═══ MATERIAL FOR THIS EXERCISE

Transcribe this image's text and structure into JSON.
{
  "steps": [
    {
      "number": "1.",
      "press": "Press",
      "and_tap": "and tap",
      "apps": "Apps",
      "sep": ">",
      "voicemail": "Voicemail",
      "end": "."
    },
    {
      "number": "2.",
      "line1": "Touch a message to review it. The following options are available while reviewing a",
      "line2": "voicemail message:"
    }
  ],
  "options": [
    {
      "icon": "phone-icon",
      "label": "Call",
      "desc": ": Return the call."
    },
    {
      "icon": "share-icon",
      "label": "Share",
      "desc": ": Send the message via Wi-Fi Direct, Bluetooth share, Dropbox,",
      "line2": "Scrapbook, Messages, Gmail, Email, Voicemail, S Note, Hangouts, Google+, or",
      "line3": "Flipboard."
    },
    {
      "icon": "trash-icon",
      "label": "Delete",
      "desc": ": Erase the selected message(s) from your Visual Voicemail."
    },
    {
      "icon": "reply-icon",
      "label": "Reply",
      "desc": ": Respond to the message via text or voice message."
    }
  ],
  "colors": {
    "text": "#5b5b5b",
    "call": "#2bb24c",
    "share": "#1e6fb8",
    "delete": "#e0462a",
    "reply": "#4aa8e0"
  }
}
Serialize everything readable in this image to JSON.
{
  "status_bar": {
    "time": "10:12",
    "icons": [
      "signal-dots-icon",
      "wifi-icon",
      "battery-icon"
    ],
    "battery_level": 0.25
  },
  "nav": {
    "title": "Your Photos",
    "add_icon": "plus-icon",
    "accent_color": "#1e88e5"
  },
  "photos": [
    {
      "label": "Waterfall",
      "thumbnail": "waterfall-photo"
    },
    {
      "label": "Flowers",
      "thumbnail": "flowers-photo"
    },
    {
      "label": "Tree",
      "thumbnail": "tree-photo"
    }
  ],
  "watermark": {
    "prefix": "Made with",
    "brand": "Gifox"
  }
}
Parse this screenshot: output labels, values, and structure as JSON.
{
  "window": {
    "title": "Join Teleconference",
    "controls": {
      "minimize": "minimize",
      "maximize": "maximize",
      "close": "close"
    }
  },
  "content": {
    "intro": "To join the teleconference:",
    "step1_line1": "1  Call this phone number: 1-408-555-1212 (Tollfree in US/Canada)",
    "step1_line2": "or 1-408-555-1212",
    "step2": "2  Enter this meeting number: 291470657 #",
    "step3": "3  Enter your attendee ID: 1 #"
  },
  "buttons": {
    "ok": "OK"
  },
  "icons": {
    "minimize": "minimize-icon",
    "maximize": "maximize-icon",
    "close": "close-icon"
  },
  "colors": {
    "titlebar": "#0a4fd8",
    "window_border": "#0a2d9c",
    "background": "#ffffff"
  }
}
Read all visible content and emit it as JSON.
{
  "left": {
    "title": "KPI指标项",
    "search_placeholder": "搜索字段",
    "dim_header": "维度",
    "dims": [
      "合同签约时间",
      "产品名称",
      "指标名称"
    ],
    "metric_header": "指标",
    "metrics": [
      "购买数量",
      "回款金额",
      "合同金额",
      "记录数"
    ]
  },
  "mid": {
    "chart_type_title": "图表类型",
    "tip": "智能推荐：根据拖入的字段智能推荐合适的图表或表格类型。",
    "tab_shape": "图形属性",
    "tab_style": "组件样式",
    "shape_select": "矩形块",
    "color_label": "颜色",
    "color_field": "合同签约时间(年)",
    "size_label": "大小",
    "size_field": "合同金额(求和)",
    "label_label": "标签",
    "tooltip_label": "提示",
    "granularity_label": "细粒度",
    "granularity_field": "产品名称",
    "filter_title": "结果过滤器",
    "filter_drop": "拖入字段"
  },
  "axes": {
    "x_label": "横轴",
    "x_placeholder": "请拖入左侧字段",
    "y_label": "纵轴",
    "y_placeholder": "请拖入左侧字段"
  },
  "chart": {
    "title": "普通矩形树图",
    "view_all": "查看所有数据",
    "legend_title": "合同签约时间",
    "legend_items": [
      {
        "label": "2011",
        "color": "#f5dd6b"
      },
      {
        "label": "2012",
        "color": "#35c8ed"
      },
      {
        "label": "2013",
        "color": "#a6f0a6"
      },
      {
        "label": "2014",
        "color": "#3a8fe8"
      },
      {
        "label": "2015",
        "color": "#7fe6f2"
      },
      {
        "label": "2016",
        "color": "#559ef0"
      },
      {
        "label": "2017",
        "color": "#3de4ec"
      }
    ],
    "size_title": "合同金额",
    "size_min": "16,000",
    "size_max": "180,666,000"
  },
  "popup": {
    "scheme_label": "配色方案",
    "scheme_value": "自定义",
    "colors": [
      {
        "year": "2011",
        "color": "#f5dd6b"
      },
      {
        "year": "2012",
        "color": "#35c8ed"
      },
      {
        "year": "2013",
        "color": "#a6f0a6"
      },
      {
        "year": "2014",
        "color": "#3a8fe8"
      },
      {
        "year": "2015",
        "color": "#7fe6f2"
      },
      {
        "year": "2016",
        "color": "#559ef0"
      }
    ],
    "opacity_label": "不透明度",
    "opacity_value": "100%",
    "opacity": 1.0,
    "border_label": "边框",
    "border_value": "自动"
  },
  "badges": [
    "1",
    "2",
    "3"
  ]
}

══════

Write down every line of the data exactly as it appears above.

Transcribe this image's text and structure into JSON.
{
  "steps": [
    {
      "number": "1.",
      "press": "Press",
      "and_tap": "and tap",
      "apps": "Apps",
      "sep": ">",
      "voicemail": "Voicemail",
      "end": "."
    },
    {
      "number": "2.",
      "line1": "Touch a message to review it. The following options are available while reviewing a",
      "line2": "voicemail message:"
    }
  ],
  "options": [
    {
      "icon": "phone-icon",
      "label": "Call",
      "desc": ": Return the call."
    },
    {
      "icon": "share-icon",
      "label": "Share",
      "desc": ": Send the message via Wi-Fi Direct, Bluetooth share, Dropbox,",
      "line2": "Scrapbook, Messages, Gmail, Email, Voicemail, S Note, Hangouts, Google+, or",
      "line3": "Flipboard."
    },
    {
      "icon": "trash-icon",
      "label": "Delete",
      "desc": ": Erase the selected message(s) from your Visual Voicemail."
    },
    {
      "icon": "reply-icon",
      "label": "Reply",
      "desc": ": Respond to the message via text or voice message."
    }
  ],
  "colors": {
    "text": "#5b5b5b",
    "call": "#2bb24c",
    "share": "#1e6fb8",
    "delete": "#e0462a",
    "reply": "#4aa8e0"
  }
}
Serialize everything readable in this image to JSON.
{
  "status_bar": {
    "time": "10:12",
    "icons": [
      "signal-dots-icon",
      "wifi-icon",
      "battery-icon"
    ],
    "battery_level": 0.25
  },
  "nav": {
    "title": "Your Photos",
    "add_icon": "plus-icon",
    "accent_color": "#1e88e5"
  },
  "photos": [
    {
      "label": "Waterfall",
      "thumbnail": "waterfall-photo"
    },
    {
      "label": "Flowers",
      "thumbnail": "flowers-photo"
    },
    {
      "label": "Tree",
      "thumbnail": "tree-photo"
    }
  ],
  "watermark": {
    "prefix": "Made with",
    "brand": "Gifox"
  }
}
Parse this screenshot: output labels, values, and structure as JSON.
{
  "window": {
    "title": "Join Teleconference",
    "controls": {
      "minimize": "minimize",
      "maximize": "maximize",
      "close": "close"
    }
  },
  "content": {
    "intro": "To join the teleconference:",
    "step1_line1": "1  Call this phone number: 1-408-555-1212 (Tollfree in US/Canada)",
    "step1_line2": "or 1-408-555-1212",
    "step2": "2  Enter this meeting number: 291470657 #",
    "step3": "3  Enter your attendee ID: 1 #"
  },
  "buttons": {
    "ok": "OK"
  },
  "icons": {
    "minimize": "minimize-icon",
    "maximize": "maximize-icon",
    "close": "close-icon"
  },
  "colors": {
    "titlebar": "#0a4fd8",
    "window_border": "#0a2d9c",
    "background": "#ffffff"
  }
}
Read all visible content and emit it as JSON.
{
  "left": {
    "title": "KPI指标项",
    "search_placeholder": "搜索字段",
    "dim_header": "维度",
    "dims": [
      "合同签约时间",
      "产品名称",
      "指标名称"
    ],
    "metric_header": "指标",
    "metrics": [
      "购买数量",
      "回款金额",
      "合同金额",
      "记录数"
    ]
  },
  "mid": {
    "chart_type_title": "图表类型",
    "tip": "智能推荐：根据拖入的字段智能推荐合适的图表或表格类型。",
    "tab_shape": "图形属性",
    "tab_style": "组件样式",
    "shape_select": "矩形块",
    "color_label": "颜色",
    "color_field": "合同签约时间(年)",
    "size_label": "大小",
    "size_field": "合同金额(求和)",
    "label_label": "标签",
    "tooltip_label": "提示",
    "granularity_label": "细粒度",
    "granularity_field": "产品名称",
    "filter_title": "结果过滤器",
    "filter_drop": "拖入字段"
  },
  "axes": {
    "x_label": "横轴",
    "x_placeholder": "请拖入左侧字段",
    "y_label": "纵轴",
    "y_placeholder": "请拖入左侧字段"
  },
  "chart": {
    "title": "普通矩形树图",
    "view_all": "查看所有数据",
    "legend_title": "合同签约时间",
    "legend_items": [
      {
        "label": "2011",
        "color": "#f5dd6b"
      },
      {
        "label": "2012",
        "color": "#35c8ed"
      },
      {
        "label": "2013",
        "color": "#a6f0a6"
      },
      {
        "label": "2014",
        "color": "#3a8fe8"
      },
      {
        "label": "2015",
        "color": "#7fe6f2"
      },
      {
        "label": "2016",
        "color": "#559ef0"
      },
      {
        "label": "2017",
        "color": "#3de4ec"
      }
    ],
    "size_title": "合同金额",
    "size_min": "16,000",
    "size_max": "180,666,000"
  },
  "popup": {
    "scheme_label": "配色方案",
    "scheme_value": "自定义",
    "colors": [
      {
        "year": "2011",
        "color": "#f5dd6b"
      },
      {
        "year": "2012",
        "color": "#35c8ed"
      },
      {
        "year": "2013",
        "color": "#a6f0a6"
      },
      {
        "year": "2014",
        "color": "#3a8fe8"
      },
      {
        "year": "2015",
        "color": "#7fe6f2"
      },
      {
        "year": "2016",
        "color": "#559ef0"
      }
    ],
    "opacity_label": "不透明度",
    "opacity_value": "100%",
    "opacity": 1.0,
    "border_label": "边框",
    "border_value": "自动"
  },
  "badges": [
    "1",
    "2",
    "3"
  ]
}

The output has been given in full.